- [TASK INSTRUCTIONS]: Leave out the pictures and copy every record exactly.

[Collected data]
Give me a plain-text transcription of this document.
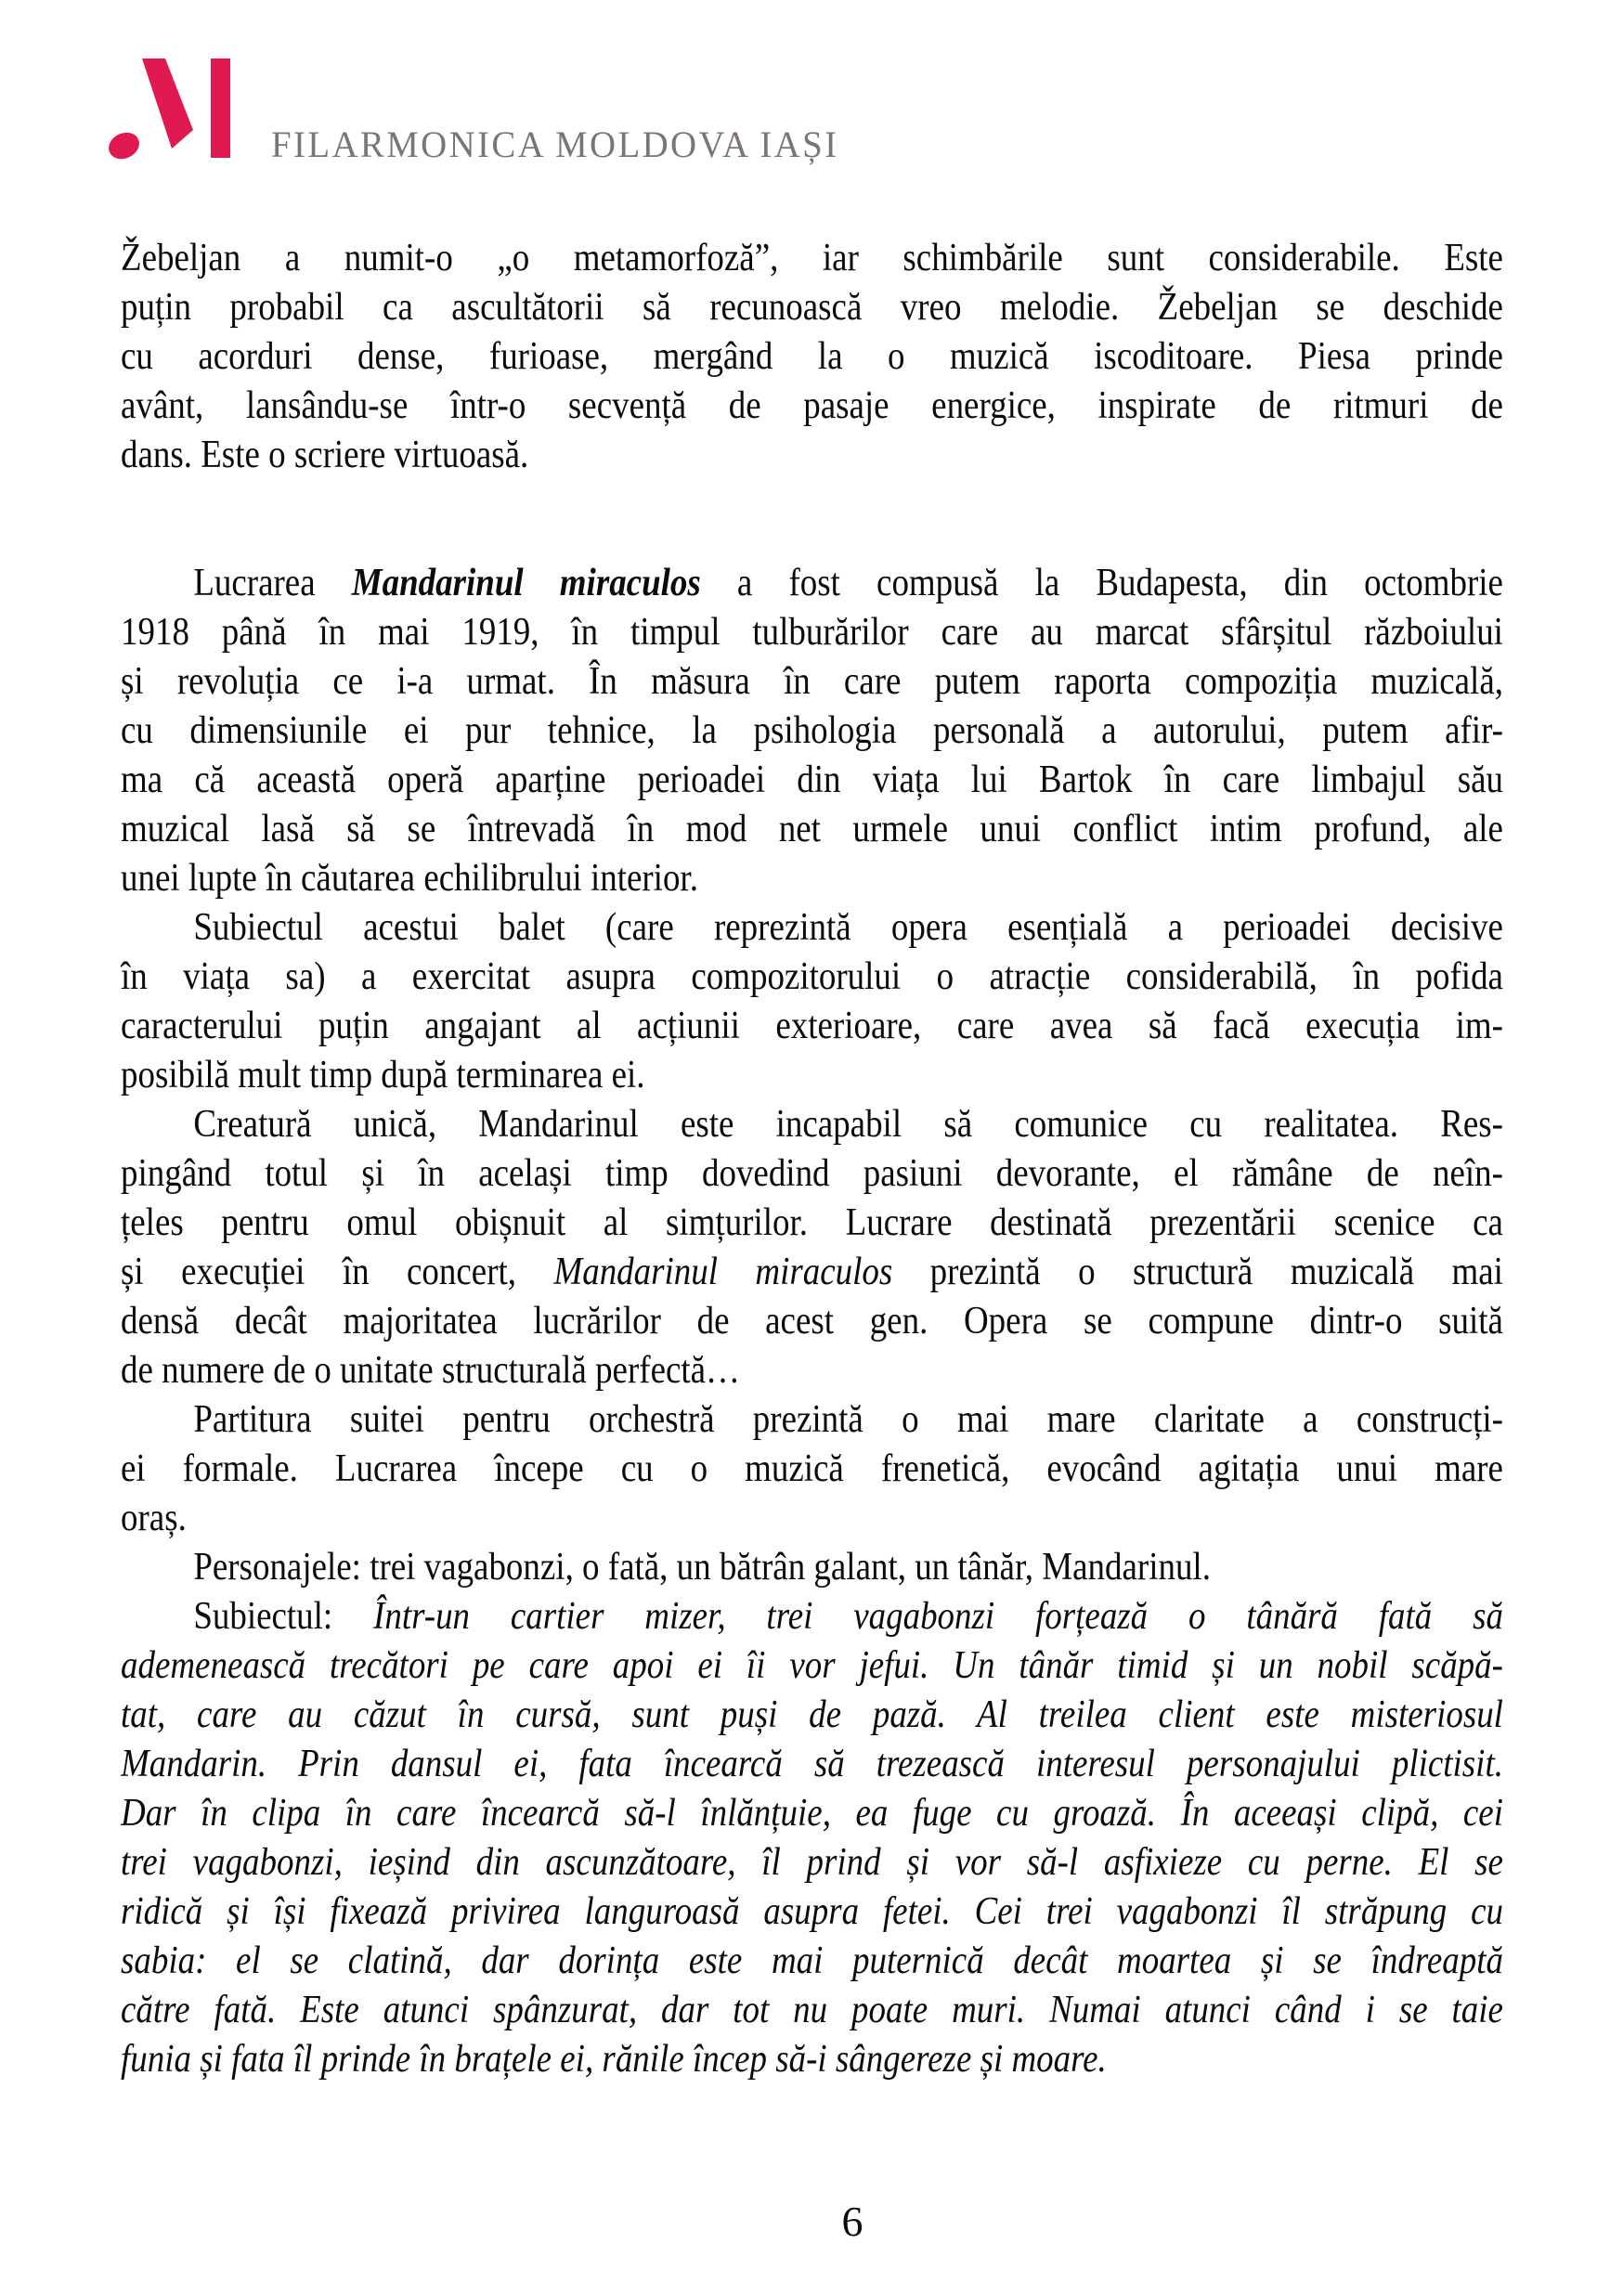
FILARMONICA MOLDOVA IAȘI
Žebeljan a numit-o „o metamorfoză”, iar schimbările sunt considerabile. Este
puțin probabil ca ascultătorii să recunoască vreo melodie. Žebeljan se deschide
cu acorduri dense, furioase, mergând la o muzică iscoditoare. Piesa prinde
avânt, lansându-se într-o secvență de pasaje energice, inspirate de ritmuri de
dans. Este o scriere virtuoasă.
Lucrarea Mandarinul miraculos a fost compusă la Budapesta, din octombrie
1918 până în mai 1919, în timpul tulburărilor care au marcat sfârșitul războiului
și revoluția ce i-a urmat. În măsura în care putem raporta compoziția muzicală,
cu dimensiunile ei pur tehnice, la psihologia personală a autorului, putem afir-
ma că această operă aparține perioadei din viața lui Bartok în care limbajul său
muzical lasă să se întrevadă în mod net urmele unui conflict intim profund, ale
unei lupte în căutarea echilibrului interior.
Subiectul acestui balet (care reprezintă opera esențială a perioadei decisive
în viața sa) a exercitat asupra compozitorului o atracție considerabilă, în pofida
caracterului puțin angajant al acțiunii exterioare, care avea să facă execuția im-
posibilă mult timp după terminarea ei.
Creatură unică, Mandarinul este incapabil să comunice cu realitatea. Res-
pingând totul și în același timp dovedind pasiuni devorante, el rămâne de neîn-
țeles pentru omul obișnuit al simțurilor. Lucrare destinată prezentării scenice ca
și execuției în concert, Mandarinul miraculos prezintă o structură muzicală mai
densă decât majoritatea lucrărilor de acest gen. Opera se compune dintr-o suită
de numere de o unitate structurală perfectă…
Partitura suitei pentru orchestră prezintă o mai mare claritate a construcți-
ei formale. Lucrarea începe cu o muzică frenetică, evocând agitația unui mare
oraș.
Personajele: trei vagabonzi, o fată, un bătrân galant, un tânăr, Mandarinul.
Subiectul: Într-un cartier mizer, trei vagabonzi forțează o tânără fată să
ademenească trecători pe care apoi ei îi vor jefui. Un tânăr timid și un nobil scăpă-
tat, care au căzut în cursă, sunt puși de pază. Al treilea client este misteriosul
Mandarin. Prin dansul ei, fata încearcă să trezească interesul personajului plictisit.
Dar în clipa în care încearcă să-l înlănțuie, ea fuge cu groază. În aceeași clipă, cei
trei vagabonzi, ieșind din ascunzătoare, îl prind și vor să-l asfixieze cu perne. El se
ridică și își fixează privirea languroasă asupra fetei. Cei trei vagabonzi îl străpung cu
sabia: el se clatină, dar dorința este mai puternică decât moartea și se îndreaptă
către fată. Este atunci spânzurat, dar tot nu poate muri. Numai atunci când i se taie
funia și fata îl prinde în brațele ei, rănile încep să-i sângereze și moare.
6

- [TASK SOLUTION]:
Give me a plain-text transcription of this document.
FILARMONICA MOLDOVA IAȘI
Žebeljan a numit-o „o metamorfoză”, iar schimbările sunt considerabile. Este
puțin probabil ca ascultătorii să recunoască vreo melodie. Žebeljan se deschide
cu acorduri dense, furioase, mergând la o muzică iscoditoare. Piesa prinde
avânt, lansându-se într-o secvență de pasaje energice, inspirate de ritmuri de
dans. Este o scriere virtuoasă.
Lucrarea Mandarinul miraculos a fost compusă la Budapesta, din octombrie
1918 până în mai 1919, în timpul tulburărilor care au marcat sfârșitul războiului
și revoluția ce i-a urmat. În măsura în care putem raporta compoziția muzicală,
cu dimensiunile ei pur tehnice, la psihologia personală a autorului, putem afir-
ma că această operă aparține perioadei din viața lui Bartok în care limbajul său
muzical lasă să se întrevadă în mod net urmele unui conflict intim profund, ale
unei lupte în căutarea echilibrului interior.
Subiectul acestui balet (care reprezintă opera esențială a perioadei decisive
în viața sa) a exercitat asupra compozitorului o atracție considerabilă, în pofida
caracterului puțin angajant al acțiunii exterioare, care avea să facă execuția im-
posibilă mult timp după terminarea ei.
Creatură unică, Mandarinul este incapabil să comunice cu realitatea. Res-
pingând totul și în același timp dovedind pasiuni devorante, el rămâne de neîn-
țeles pentru omul obișnuit al simțurilor. Lucrare destinată prezentării scenice ca
și execuției în concert, Mandarinul miraculos prezintă o structură muzicală mai
densă decât majoritatea lucrărilor de acest gen. Opera se compune dintr-o suită
de numere de o unitate structurală perfectă…
Partitura suitei pentru orchestră prezintă o mai mare claritate a construcți-
ei formale. Lucrarea începe cu o muzică frenetică, evocând agitația unui mare
oraș.
Personajele: trei vagabonzi, o fată, un bătrân galant, un tânăr, Mandarinul.
Subiectul: Într-un cartier mizer, trei vagabonzi forțează o tânără fată să
ademenească trecători pe care apoi ei îi vor jefui. Un tânăr timid și un nobil scăpă-
tat, care au căzut în cursă, sunt puși de pază. Al treilea client este misteriosul
Mandarin. Prin dansul ei, fata încearcă să trezească interesul personajului plictisit.
Dar în clipa în care încearcă să-l înlănțuie, ea fuge cu groază. În aceeași clipă, cei
trei vagabonzi, ieșind din ascunzătoare, îl prind și vor să-l asfixieze cu perne. El se
ridică și își fixează privirea languroasă asupra fetei. Cei trei vagabonzi îl străpung cu
sabia: el se clatină, dar dorința este mai puternică decât moartea și se îndreaptă
către fată. Este atunci spânzurat, dar tot nu poate muri. Numai atunci când i se taie
funia și fata îl prinde în brațele ei, rănile încep să-i sângereze și moare.
6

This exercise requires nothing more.